#### [Exercise]
Can you output the material exactly as written, minus any pictures it holds?

#### [Given data]
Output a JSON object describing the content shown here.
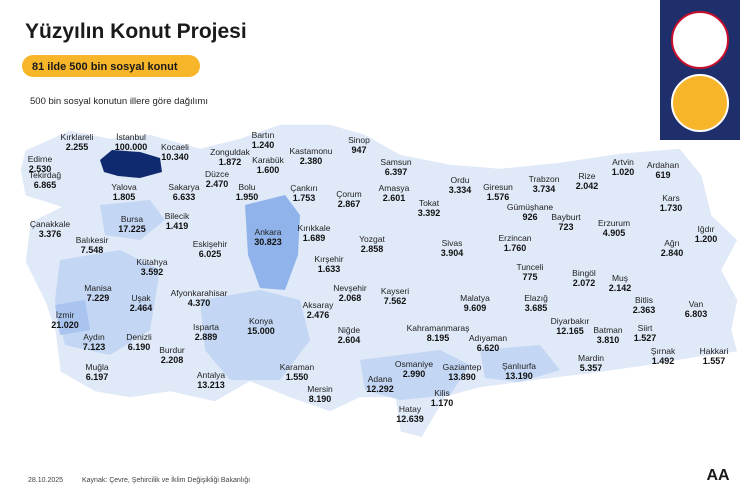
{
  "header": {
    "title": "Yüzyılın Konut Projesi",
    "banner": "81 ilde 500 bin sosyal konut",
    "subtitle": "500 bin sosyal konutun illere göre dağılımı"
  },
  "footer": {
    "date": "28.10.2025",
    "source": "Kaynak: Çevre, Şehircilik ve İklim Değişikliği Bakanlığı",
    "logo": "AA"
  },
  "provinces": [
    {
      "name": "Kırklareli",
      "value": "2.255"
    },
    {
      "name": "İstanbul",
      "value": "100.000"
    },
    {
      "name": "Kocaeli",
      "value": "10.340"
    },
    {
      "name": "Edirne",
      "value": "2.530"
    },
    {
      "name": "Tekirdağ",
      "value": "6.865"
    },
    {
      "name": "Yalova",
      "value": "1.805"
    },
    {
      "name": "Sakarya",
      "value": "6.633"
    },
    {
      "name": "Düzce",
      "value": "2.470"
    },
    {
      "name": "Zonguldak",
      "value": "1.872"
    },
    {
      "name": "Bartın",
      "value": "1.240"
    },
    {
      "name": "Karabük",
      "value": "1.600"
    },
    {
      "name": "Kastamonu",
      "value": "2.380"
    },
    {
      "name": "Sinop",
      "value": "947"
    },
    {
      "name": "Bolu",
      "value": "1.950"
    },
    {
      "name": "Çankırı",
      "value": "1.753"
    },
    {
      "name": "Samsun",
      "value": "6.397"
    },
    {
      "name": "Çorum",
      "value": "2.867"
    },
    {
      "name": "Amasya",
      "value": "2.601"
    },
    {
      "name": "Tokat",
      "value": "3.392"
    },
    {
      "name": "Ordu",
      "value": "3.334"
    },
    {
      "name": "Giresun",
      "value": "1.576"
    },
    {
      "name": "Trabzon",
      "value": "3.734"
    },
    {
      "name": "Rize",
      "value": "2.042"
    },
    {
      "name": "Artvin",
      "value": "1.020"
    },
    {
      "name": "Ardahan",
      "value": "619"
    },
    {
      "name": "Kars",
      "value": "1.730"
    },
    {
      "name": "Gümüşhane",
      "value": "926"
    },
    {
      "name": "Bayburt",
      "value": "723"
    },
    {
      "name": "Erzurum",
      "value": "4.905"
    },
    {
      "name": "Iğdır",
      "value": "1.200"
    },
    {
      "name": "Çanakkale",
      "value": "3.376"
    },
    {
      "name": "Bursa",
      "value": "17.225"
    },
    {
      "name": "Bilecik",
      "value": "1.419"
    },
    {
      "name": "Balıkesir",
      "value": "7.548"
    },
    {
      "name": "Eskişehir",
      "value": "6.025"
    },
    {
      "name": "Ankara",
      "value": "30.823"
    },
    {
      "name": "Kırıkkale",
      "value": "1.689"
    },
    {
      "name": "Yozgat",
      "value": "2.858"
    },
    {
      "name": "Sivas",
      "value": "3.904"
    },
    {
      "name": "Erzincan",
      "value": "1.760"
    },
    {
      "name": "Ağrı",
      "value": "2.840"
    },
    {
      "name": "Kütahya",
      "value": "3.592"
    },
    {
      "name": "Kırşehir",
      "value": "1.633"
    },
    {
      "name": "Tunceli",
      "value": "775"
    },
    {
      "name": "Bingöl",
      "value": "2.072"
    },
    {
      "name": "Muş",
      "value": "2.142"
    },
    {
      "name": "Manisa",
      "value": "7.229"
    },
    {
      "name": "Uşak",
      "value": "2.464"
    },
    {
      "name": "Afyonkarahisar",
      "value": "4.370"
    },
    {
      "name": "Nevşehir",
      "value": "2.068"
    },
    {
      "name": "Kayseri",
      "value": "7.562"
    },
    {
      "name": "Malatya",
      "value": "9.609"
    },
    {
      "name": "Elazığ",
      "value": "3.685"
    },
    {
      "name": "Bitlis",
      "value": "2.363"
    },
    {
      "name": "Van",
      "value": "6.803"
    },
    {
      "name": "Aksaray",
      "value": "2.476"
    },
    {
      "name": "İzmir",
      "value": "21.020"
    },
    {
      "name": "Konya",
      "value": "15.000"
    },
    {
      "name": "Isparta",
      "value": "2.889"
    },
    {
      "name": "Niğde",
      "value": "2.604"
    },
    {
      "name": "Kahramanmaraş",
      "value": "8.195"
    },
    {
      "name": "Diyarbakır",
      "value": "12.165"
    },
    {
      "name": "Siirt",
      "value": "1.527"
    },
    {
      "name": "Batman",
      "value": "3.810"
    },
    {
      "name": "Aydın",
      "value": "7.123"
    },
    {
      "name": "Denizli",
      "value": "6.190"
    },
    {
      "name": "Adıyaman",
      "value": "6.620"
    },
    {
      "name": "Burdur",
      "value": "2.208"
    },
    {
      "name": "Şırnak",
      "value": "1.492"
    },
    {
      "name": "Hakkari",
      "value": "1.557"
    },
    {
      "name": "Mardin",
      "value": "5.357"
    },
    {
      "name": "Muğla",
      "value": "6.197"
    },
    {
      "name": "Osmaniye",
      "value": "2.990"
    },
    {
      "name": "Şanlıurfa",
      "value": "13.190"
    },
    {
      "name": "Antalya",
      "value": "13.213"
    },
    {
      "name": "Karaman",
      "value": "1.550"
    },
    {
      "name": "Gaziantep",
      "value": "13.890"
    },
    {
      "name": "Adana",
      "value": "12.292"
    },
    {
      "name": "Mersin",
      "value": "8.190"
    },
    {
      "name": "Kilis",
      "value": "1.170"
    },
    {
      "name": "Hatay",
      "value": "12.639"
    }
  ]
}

#### [Written response]
Output a JSON object describing the content shown here.
{
  "header": {
    "title": "Yüzyılın Konut Projesi",
    "banner": "81 ilde 500 bin sosyal konut",
    "subtitle": "500 bin sosyal konutun illere göre dağılımı"
  },
  "footer": {
    "date": "28.10.2025",
    "source": "Kaynak: Çevre, Şehircilik ve İklim Değişikliği Bakanlığı",
    "logo": "AA"
  },
  "provinces": [
    {
      "name": "Kırklareli",
      "value": "2.255"
    },
    {
      "name": "İstanbul",
      "value": "100.000"
    },
    {
      "name": "Kocaeli",
      "value": "10.340"
    },
    {
      "name": "Edirne",
      "value": "2.530"
    },
    {
      "name": "Tekirdağ",
      "value": "6.865"
    },
    {
      "name": "Yalova",
      "value": "1.805"
    },
    {
      "name": "Sakarya",
      "value": "6.633"
    },
    {
      "name": "Düzce",
      "value": "2.470"
    },
    {
      "name": "Zonguldak",
      "value": "1.872"
    },
    {
      "name": "Bartın",
      "value": "1.240"
    },
    {
      "name": "Karabük",
      "value": "1.600"
    },
    {
      "name": "Kastamonu",
      "value": "2.380"
    },
    {
      "name": "Sinop",
      "value": "947"
    },
    {
      "name": "Bolu",
      "value": "1.950"
    },
    {
      "name": "Çankırı",
      "value": "1.753"
    },
    {
      "name": "Samsun",
      "value": "6.397"
    },
    {
      "name": "Çorum",
      "value": "2.867"
    },
    {
      "name": "Amasya",
      "value": "2.601"
    },
    {
      "name": "Tokat",
      "value": "3.392"
    },
    {
      "name": "Ordu",
      "value": "3.334"
    },
    {
      "name": "Giresun",
      "value": "1.576"
    },
    {
      "name": "Trabzon",
      "value": "3.734"
    },
    {
      "name": "Rize",
      "value": "2.042"
    },
    {
      "name": "Artvin",
      "value": "1.020"
    },
    {
      "name": "Ardahan",
      "value": "619"
    },
    {
      "name": "Kars",
      "value": "1.730"
    },
    {
      "name": "Gümüşhane",
      "value": "926"
    },
    {
      "name": "Bayburt",
      "value": "723"
    },
    {
      "name": "Erzurum",
      "value": "4.905"
    },
    {
      "name": "Iğdır",
      "value": "1.200"
    },
    {
      "name": "Çanakkale",
      "value": "3.376"
    },
    {
      "name": "Bursa",
      "value": "17.225"
    },
    {
      "name": "Bilecik",
      "value": "1.419"
    },
    {
      "name": "Balıkesir",
      "value": "7.548"
    },
    {
      "name": "Eskişehir",
      "value": "6.025"
    },
    {
      "name": "Ankara",
      "value": "30.823"
    },
    {
      "name": "Kırıkkale",
      "value": "1.689"
    },
    {
      "name": "Yozgat",
      "value": "2.858"
    },
    {
      "name": "Sivas",
      "value": "3.904"
    },
    {
      "name": "Erzincan",
      "value": "1.760"
    },
    {
      "name": "Ağrı",
      "value": "2.840"
    },
    {
      "name": "Kütahya",
      "value": "3.592"
    },
    {
      "name": "Kırşehir",
      "value": "1.633"
    },
    {
      "name": "Tunceli",
      "value": "775"
    },
    {
      "name": "Bingöl",
      "value": "2.072"
    },
    {
      "name": "Muş",
      "value": "2.142"
    },
    {
      "name": "Manisa",
      "value": "7.229"
    },
    {
      "name": "Uşak",
      "value": "2.464"
    },
    {
      "name": "Afyonkarahisar",
      "value": "4.370"
    },
    {
      "name": "Nevşehir",
      "value": "2.068"
    },
    {
      "name": "Kayseri",
      "value": "7.562"
    },
    {
      "name": "Malatya",
      "value": "9.609"
    },
    {
      "name": "Elazığ",
      "value": "3.685"
    },
    {
      "name": "Bitlis",
      "value": "2.363"
    },
    {
      "name": "Van",
      "value": "6.803"
    },
    {
      "name": "Aksaray",
      "value": "2.476"
    },
    {
      "name": "İzmir",
      "value": "21.020"
    },
    {
      "name": "Konya",
      "value": "15.000"
    },
    {
      "name": "Isparta",
      "value": "2.889"
    },
    {
      "name": "Niğde",
      "value": "2.604"
    },
    {
      "name": "Kahramanmaraş",
      "value": "8.195"
    },
    {
      "name": "Diyarbakır",
      "value": "12.165"
    },
    {
      "name": "Siirt",
      "value": "1.527"
    },
    {
      "name": "Batman",
      "value": "3.810"
    },
    {
      "name": "Aydın",
      "value": "7.123"
    },
    {
      "name": "Denizli",
      "value": "6.190"
    },
    {
      "name": "Adıyaman",
      "value": "6.620"
    },
    {
      "name": "Burdur",
      "value": "2.208"
    },
    {
      "name": "Şırnak",
      "value": "1.492"
    },
    {
      "name": "Hakkari",
      "value": "1.557"
    },
    {
      "name": "Mardin",
      "value": "5.357"
    },
    {
      "name": "Muğla",
      "value": "6.197"
    },
    {
      "name": "Osmaniye",
      "value": "2.990"
    },
    {
      "name": "Şanlıurfa",
      "value": "13.190"
    },
    {
      "name": "Antalya",
      "value": "13.213"
    },
    {
      "name": "Karaman",
      "value": "1.550"
    },
    {
      "name": "Gaziantep",
      "value": "13.890"
    },
    {
      "name": "Adana",
      "value": "12.292"
    },
    {
      "name": "Mersin",
      "value": "8.190"
    },
    {
      "name": "Kilis",
      "value": "1.170"
    },
    {
      "name": "Hatay",
      "value": "12.639"
    }
  ]
}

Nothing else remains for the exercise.